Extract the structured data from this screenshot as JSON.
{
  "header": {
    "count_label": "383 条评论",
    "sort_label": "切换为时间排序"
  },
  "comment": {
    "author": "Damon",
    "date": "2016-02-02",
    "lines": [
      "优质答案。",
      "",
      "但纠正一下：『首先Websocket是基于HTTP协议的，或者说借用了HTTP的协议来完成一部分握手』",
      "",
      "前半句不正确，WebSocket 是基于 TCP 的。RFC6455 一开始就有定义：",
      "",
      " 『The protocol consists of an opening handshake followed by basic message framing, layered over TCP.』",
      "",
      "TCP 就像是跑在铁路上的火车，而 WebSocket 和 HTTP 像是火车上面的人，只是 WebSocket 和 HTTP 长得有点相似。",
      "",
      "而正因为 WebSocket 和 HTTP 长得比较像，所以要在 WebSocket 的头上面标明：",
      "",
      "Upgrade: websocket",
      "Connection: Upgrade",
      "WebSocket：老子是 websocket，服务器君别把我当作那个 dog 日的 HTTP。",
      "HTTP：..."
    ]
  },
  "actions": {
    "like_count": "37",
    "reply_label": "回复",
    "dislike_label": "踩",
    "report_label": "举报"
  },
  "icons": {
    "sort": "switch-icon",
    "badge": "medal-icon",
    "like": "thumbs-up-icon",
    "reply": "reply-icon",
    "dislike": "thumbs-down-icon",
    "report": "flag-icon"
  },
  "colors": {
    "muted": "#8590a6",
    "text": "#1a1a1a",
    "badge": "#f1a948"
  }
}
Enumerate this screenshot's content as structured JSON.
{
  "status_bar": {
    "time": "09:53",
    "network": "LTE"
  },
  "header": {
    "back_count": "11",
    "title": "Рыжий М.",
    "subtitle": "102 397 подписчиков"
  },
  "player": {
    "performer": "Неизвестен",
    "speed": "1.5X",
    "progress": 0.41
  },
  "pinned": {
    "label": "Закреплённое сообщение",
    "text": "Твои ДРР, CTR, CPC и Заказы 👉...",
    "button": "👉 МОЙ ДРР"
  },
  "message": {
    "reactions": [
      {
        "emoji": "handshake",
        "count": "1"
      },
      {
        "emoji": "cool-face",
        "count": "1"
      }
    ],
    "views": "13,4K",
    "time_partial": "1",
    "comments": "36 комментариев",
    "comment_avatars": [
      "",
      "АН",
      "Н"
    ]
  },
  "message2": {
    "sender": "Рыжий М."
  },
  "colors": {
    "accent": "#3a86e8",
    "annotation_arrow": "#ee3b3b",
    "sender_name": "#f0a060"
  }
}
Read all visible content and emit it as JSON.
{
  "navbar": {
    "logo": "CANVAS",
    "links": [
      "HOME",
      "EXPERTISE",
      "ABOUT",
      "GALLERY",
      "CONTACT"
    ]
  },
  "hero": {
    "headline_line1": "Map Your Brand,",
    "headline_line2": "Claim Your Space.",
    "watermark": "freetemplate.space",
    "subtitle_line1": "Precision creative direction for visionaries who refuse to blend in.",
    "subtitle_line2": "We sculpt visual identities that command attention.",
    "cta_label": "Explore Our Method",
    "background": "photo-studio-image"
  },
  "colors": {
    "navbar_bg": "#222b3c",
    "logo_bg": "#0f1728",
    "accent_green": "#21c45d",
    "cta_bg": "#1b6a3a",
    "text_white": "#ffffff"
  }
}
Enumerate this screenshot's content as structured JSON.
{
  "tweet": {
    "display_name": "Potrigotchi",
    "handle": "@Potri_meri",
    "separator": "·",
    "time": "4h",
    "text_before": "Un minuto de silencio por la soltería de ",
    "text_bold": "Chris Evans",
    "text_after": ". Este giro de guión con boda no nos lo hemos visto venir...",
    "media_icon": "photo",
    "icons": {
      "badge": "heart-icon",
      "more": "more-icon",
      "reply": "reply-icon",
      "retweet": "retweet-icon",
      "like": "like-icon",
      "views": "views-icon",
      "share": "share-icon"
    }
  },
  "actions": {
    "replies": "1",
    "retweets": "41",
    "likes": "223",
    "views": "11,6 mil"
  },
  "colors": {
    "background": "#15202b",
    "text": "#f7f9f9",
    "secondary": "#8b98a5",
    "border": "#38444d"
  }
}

###

**What is being asked**: Reproduce every line from the entries that holds the word "JSON".

**Response to this exercise**:
Extract the structured data from this screenshot as JSON.
Enumerate this screenshot's content as structured JSON.
Read all visible content and emit it as JSON.
Enumerate this screenshot's content as structured JSON.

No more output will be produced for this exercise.